WHAT TO PRODUCE -
Exactly as they appear, copy the lines of the listing from the one containing "Output the text content of this document." through the final line, both included, and nothing else.

DATA PROVIDED -
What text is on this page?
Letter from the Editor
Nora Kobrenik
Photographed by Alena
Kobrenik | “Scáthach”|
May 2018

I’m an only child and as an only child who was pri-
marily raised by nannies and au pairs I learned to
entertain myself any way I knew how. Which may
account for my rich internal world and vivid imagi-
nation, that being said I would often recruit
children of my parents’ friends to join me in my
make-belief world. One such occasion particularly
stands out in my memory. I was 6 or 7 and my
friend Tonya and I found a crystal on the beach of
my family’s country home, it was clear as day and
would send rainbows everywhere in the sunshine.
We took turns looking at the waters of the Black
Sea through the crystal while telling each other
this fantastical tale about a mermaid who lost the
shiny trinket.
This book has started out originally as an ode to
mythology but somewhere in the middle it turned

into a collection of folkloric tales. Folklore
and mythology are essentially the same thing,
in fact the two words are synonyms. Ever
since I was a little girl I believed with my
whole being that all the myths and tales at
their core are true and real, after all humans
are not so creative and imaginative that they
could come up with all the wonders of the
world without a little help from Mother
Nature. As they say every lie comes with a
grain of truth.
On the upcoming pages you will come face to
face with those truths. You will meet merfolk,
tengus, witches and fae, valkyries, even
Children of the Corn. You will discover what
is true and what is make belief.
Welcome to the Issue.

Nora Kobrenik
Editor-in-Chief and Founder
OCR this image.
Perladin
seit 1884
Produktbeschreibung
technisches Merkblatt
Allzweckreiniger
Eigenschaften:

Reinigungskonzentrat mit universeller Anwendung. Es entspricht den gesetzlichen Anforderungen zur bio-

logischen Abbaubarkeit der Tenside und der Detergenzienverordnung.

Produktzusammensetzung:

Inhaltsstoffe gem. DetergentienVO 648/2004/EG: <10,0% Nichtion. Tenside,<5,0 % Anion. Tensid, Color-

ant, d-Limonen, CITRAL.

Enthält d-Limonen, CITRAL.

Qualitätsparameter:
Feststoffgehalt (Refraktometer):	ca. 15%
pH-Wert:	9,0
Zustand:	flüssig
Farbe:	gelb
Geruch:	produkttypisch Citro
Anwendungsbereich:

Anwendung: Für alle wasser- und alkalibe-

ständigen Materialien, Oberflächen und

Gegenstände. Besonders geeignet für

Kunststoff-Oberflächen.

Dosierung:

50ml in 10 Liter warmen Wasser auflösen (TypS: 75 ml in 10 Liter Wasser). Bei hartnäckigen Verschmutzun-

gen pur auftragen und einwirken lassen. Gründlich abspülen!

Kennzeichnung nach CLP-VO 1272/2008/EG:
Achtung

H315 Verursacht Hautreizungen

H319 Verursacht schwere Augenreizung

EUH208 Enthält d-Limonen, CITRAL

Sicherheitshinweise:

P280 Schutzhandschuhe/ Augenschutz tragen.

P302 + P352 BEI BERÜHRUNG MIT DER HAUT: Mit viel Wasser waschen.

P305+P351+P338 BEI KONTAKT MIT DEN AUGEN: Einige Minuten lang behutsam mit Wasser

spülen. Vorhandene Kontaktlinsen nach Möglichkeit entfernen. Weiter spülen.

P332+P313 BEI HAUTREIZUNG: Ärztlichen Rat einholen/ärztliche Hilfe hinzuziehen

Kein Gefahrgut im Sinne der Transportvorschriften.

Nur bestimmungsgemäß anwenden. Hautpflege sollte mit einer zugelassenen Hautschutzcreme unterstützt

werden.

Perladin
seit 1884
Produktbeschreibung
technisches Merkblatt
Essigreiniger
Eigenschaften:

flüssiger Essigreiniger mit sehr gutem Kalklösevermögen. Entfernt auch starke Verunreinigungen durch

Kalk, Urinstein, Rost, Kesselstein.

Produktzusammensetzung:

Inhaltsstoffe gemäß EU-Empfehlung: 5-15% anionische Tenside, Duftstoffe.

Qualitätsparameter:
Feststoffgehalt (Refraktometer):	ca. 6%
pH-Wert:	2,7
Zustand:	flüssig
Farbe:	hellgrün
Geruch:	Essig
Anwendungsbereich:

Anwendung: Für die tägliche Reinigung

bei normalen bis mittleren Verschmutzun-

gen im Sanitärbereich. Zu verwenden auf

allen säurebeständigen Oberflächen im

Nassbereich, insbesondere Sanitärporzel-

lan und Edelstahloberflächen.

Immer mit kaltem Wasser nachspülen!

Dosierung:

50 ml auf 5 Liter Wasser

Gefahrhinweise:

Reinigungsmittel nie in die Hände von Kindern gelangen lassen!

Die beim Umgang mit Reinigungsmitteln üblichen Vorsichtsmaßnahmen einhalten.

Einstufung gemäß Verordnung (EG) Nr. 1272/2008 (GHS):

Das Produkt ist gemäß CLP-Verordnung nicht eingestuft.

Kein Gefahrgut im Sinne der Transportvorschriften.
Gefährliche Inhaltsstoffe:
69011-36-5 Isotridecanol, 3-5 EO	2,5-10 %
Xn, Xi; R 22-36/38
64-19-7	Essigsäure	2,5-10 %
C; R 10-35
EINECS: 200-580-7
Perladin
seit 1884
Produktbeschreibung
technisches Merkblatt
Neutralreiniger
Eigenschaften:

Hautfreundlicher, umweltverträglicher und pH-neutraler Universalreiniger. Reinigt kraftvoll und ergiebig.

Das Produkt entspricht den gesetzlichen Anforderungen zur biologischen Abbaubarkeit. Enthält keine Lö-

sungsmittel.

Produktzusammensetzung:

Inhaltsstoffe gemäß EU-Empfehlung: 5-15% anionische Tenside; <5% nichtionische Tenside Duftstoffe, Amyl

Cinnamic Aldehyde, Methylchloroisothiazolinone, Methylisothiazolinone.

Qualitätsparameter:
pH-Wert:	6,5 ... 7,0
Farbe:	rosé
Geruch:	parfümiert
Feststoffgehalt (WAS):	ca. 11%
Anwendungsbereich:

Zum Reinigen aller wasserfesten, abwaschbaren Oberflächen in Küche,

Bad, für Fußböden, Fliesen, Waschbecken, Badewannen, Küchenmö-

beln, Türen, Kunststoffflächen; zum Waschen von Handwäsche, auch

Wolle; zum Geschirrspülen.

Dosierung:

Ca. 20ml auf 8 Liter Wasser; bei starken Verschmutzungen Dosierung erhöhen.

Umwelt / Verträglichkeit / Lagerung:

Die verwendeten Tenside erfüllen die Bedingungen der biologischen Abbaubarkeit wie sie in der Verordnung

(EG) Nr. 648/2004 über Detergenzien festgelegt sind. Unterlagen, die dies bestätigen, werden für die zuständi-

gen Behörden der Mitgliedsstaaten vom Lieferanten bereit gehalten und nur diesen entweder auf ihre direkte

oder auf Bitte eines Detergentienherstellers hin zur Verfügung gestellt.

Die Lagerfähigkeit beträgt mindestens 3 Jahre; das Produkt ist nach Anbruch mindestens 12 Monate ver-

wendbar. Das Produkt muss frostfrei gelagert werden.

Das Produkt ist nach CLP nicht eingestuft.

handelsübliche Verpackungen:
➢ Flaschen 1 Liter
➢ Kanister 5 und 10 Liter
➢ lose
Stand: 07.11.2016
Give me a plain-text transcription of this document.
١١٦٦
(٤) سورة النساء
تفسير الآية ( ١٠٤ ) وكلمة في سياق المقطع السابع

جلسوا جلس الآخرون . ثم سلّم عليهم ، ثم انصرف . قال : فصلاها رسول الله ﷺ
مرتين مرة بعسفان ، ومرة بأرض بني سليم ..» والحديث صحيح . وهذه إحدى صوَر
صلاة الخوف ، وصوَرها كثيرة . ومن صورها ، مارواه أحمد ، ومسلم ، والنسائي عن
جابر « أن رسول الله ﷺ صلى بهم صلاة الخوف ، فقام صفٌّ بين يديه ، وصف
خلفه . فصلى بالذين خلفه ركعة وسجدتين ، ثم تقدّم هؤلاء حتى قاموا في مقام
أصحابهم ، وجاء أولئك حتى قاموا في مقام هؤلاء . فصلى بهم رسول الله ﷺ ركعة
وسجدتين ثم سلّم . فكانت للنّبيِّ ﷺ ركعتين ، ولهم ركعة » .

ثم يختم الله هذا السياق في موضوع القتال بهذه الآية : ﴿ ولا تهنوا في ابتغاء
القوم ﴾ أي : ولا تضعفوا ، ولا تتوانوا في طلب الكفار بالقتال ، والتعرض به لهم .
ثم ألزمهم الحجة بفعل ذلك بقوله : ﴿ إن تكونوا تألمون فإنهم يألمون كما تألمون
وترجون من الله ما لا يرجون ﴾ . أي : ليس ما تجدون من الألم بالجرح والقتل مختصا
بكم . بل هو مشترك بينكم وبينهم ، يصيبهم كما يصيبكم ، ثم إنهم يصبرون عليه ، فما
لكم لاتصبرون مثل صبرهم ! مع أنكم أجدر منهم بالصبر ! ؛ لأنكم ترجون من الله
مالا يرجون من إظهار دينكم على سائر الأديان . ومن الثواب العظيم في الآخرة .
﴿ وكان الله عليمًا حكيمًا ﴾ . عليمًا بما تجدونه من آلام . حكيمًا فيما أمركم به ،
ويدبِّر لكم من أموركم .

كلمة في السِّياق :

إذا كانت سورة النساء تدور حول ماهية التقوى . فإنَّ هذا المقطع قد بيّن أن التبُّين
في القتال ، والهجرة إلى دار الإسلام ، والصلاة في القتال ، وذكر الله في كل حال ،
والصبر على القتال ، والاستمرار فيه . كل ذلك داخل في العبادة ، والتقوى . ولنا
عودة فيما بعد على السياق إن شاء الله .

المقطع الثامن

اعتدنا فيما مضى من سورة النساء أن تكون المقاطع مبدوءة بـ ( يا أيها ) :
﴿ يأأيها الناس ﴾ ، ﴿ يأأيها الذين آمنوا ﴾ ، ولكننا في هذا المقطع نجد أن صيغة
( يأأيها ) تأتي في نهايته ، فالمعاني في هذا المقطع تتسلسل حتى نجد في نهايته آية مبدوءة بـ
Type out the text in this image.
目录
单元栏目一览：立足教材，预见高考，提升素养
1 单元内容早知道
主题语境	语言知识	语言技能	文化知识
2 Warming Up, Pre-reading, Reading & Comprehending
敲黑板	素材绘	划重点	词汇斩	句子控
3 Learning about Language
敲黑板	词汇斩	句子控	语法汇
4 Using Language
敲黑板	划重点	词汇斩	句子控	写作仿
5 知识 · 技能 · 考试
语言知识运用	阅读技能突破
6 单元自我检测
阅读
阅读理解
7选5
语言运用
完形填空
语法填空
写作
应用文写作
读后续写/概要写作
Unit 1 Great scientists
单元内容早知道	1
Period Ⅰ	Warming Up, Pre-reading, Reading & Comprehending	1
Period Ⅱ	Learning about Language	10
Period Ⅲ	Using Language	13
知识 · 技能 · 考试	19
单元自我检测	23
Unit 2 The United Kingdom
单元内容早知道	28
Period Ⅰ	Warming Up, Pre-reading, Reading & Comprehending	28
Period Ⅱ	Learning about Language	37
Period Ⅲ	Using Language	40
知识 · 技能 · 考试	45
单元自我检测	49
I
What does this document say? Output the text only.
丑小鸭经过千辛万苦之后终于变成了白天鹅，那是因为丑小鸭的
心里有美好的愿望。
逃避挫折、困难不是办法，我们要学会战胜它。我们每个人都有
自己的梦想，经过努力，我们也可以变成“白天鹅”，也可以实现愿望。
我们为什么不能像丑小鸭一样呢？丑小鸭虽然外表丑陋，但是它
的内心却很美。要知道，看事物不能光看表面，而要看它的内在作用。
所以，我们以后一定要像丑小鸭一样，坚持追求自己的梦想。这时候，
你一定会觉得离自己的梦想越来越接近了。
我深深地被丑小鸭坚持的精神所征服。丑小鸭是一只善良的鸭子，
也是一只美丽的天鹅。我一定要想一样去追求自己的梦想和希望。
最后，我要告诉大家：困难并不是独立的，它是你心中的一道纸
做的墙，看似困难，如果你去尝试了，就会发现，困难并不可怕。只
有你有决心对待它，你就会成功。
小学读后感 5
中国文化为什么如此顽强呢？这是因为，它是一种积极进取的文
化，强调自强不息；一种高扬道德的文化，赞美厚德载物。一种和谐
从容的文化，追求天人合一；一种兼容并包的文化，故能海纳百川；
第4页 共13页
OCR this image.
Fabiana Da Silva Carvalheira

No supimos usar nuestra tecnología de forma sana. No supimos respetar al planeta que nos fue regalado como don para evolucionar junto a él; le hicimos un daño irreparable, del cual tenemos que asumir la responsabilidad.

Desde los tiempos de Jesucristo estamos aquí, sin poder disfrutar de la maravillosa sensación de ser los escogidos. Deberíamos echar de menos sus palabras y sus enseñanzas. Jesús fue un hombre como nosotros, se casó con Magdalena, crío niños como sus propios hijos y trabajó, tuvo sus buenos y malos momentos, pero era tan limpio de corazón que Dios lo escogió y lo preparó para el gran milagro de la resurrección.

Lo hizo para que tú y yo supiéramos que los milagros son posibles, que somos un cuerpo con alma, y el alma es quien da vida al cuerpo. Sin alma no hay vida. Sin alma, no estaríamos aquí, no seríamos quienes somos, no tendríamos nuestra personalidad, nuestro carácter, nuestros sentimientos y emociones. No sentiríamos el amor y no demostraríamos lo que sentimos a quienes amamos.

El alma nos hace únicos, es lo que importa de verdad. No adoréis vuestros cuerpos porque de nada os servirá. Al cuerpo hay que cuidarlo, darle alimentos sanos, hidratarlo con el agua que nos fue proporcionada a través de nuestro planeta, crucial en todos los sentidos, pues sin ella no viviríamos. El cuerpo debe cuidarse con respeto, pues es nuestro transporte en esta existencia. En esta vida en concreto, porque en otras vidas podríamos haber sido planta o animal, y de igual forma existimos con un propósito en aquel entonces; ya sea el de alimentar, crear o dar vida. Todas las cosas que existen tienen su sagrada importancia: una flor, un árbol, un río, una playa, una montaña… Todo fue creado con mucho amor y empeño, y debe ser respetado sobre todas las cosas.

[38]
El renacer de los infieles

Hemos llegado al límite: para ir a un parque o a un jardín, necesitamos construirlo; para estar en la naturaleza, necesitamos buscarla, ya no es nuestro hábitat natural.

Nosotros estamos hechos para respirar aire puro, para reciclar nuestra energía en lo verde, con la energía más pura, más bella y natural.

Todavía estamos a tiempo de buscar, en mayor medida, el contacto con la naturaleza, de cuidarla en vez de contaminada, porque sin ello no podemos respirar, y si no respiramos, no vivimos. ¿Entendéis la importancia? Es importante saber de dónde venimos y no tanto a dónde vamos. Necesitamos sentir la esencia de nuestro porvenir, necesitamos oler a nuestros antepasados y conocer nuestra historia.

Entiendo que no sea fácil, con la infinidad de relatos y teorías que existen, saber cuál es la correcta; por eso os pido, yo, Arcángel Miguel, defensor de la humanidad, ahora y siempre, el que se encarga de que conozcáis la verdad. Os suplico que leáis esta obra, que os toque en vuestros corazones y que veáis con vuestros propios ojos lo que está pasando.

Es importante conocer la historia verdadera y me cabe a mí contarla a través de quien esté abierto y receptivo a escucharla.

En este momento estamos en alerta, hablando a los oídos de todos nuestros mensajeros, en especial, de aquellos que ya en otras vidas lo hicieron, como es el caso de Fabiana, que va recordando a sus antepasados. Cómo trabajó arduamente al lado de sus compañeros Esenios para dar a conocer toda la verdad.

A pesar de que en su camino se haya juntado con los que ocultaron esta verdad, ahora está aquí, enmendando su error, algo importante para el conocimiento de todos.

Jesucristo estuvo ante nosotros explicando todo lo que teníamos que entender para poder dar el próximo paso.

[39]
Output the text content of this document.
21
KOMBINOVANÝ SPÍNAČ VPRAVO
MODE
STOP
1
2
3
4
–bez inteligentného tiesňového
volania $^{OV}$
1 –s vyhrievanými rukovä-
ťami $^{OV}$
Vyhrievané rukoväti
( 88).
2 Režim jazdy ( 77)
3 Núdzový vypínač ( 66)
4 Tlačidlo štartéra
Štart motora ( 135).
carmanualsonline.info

COMPLETE ANSWER -
Output the text content of this document.
21
KOMBINOVANÝ SPÍNAČ VPRAVO
MODE
STOP
1
2
3
4
–bez inteligentného tiesňového
volania $^{OV}$
1 –s vyhrievanými rukovä-
ťami $^{OV}$
Vyhrievané rukoväti
( 88).
2 Režim jazdy ( 77)
3 Núdzový vypínač ( 66)
4 Tlačidlo štartéra
Štart motora ( 135).
carmanualsonline.info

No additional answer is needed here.